▸ **INFORMATION SHOWN**
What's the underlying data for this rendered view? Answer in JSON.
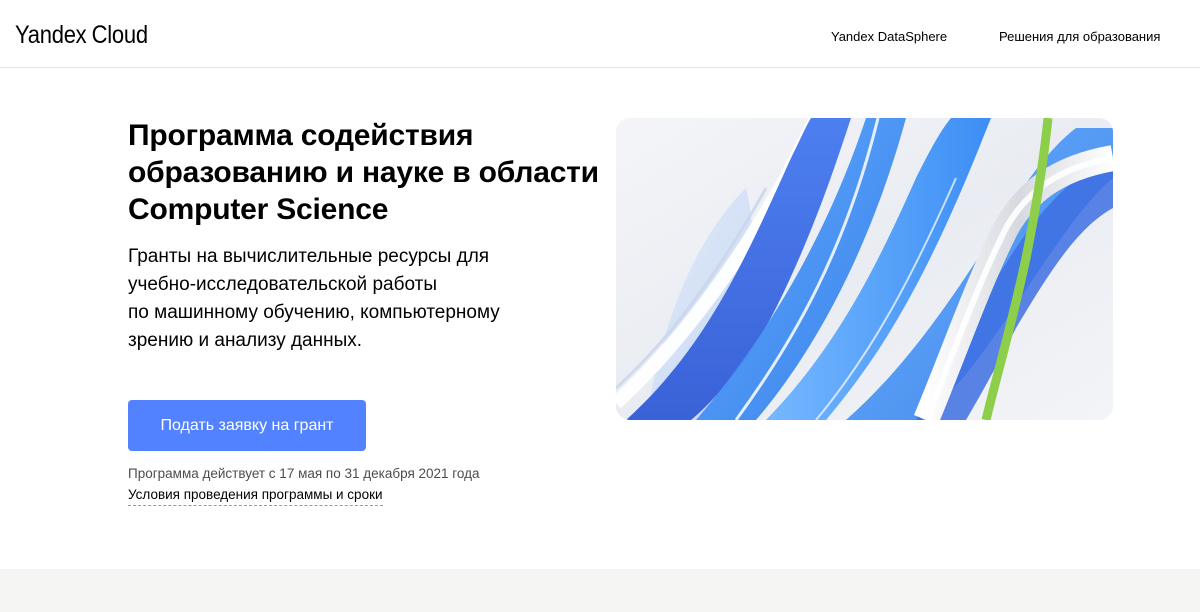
{
  "header": {
    "logo_part1": "Yandex",
    "logo_part2": "Cloud",
    "nav": {
      "datasphere": "Yandex DataSphere",
      "education": "Решения для образования"
    }
  },
  "hero": {
    "title": "Программа содействия образованию и науке в области Computer Science",
    "subtitle_lines": [
      "Гранты на вычислительные ресурсы для",
      "учебно-исследовательской работы",
      "по машинному обучению, компьютерному",
      "зрению и анализу данных."
    ],
    "cta_label": "Подать заявку на грант",
    "program_dates": "Программа действует с 17 мая по 31 декабря 2021 года",
    "terms_link": "Условия проведения программы и сроки"
  },
  "colors": {
    "accent": "#5282ff",
    "ribbon_blue": "#3f8cf2",
    "ribbon_deep_blue": "#4a6fe0",
    "ribbon_green": "#8dcf4a",
    "bottom_band": "#f5f5f3"
  }
}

▸ **WHAT IS ASKED**
Write out the entries above verbatim; the pictures do not belong in your copy.

▸ **WRITTEN ANSWER**
What's the underlying data for this rendered view? Answer in JSON.
{
  "header": {
    "logo_part1": "Yandex",
    "logo_part2": "Cloud",
    "nav": {
      "datasphere": "Yandex DataSphere",
      "education": "Решения для образования"
    }
  },
  "hero": {
    "title": "Программа содействия образованию и науке в области Computer Science",
    "subtitle_lines": [
      "Гранты на вычислительные ресурсы для",
      "учебно-исследовательской работы",
      "по машинному обучению, компьютерному",
      "зрению и анализу данных."
    ],
    "cta_label": "Подать заявку на грант",
    "program_dates": "Программа действует с 17 мая по 31 декабря 2021 года",
    "terms_link": "Условия проведения программы и сроки"
  },
  "colors": {
    "accent": "#5282ff",
    "ribbon_blue": "#3f8cf2",
    "ribbon_deep_blue": "#4a6fe0",
    "ribbon_green": "#8dcf4a",
    "bottom_band": "#f5f5f3"
  }
}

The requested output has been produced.